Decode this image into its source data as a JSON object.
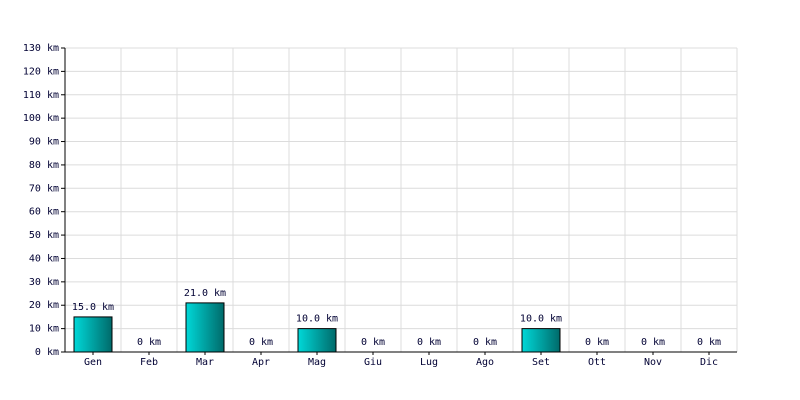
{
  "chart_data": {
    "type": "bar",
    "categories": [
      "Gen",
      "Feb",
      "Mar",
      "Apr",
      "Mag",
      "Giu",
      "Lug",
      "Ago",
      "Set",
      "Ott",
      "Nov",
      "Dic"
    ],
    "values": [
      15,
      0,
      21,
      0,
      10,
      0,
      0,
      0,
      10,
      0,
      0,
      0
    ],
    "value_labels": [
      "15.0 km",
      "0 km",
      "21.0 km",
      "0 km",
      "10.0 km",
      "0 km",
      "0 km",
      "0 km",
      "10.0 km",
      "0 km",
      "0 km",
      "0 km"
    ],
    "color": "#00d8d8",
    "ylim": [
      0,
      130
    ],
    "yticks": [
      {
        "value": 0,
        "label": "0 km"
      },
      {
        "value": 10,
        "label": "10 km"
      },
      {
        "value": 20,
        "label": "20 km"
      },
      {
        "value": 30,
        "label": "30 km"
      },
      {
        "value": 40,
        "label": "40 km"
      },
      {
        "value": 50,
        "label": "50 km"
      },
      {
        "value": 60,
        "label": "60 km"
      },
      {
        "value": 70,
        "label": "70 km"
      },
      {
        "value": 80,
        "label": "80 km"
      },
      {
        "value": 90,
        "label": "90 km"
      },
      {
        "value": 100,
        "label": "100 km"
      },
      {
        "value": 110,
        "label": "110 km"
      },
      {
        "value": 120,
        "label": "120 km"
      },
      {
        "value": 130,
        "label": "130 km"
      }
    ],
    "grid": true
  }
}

Stated problem: Return all of the entries exactly as written, but drop any pictures they hold.

The completed task:
Decode this image into its source data as a JSON object.
{
  "chart_data": {
    "type": "bar",
    "categories": [
      "Gen",
      "Feb",
      "Mar",
      "Apr",
      "Mag",
      "Giu",
      "Lug",
      "Ago",
      "Set",
      "Ott",
      "Nov",
      "Dic"
    ],
    "values": [
      15,
      0,
      21,
      0,
      10,
      0,
      0,
      0,
      10,
      0,
      0,
      0
    ],
    "value_labels": [
      "15.0 km",
      "0 km",
      "21.0 km",
      "0 km",
      "10.0 km",
      "0 km",
      "0 km",
      "0 km",
      "10.0 km",
      "0 km",
      "0 km",
      "0 km"
    ],
    "color": "#00d8d8",
    "ylim": [
      0,
      130
    ],
    "yticks": [
      {
        "value": 0,
        "label": "0 km"
      },
      {
        "value": 10,
        "label": "10 km"
      },
      {
        "value": 20,
        "label": "20 km"
      },
      {
        "value": 30,
        "label": "30 km"
      },
      {
        "value": 40,
        "label": "40 km"
      },
      {
        "value": 50,
        "label": "50 km"
      },
      {
        "value": 60,
        "label": "60 km"
      },
      {
        "value": 70,
        "label": "70 km"
      },
      {
        "value": 80,
        "label": "80 km"
      },
      {
        "value": 90,
        "label": "90 km"
      },
      {
        "value": 100,
        "label": "100 km"
      },
      {
        "value": 110,
        "label": "110 km"
      },
      {
        "value": 120,
        "label": "120 km"
      },
      {
        "value": 130,
        "label": "130 km"
      }
    ],
    "grid": true
  }
}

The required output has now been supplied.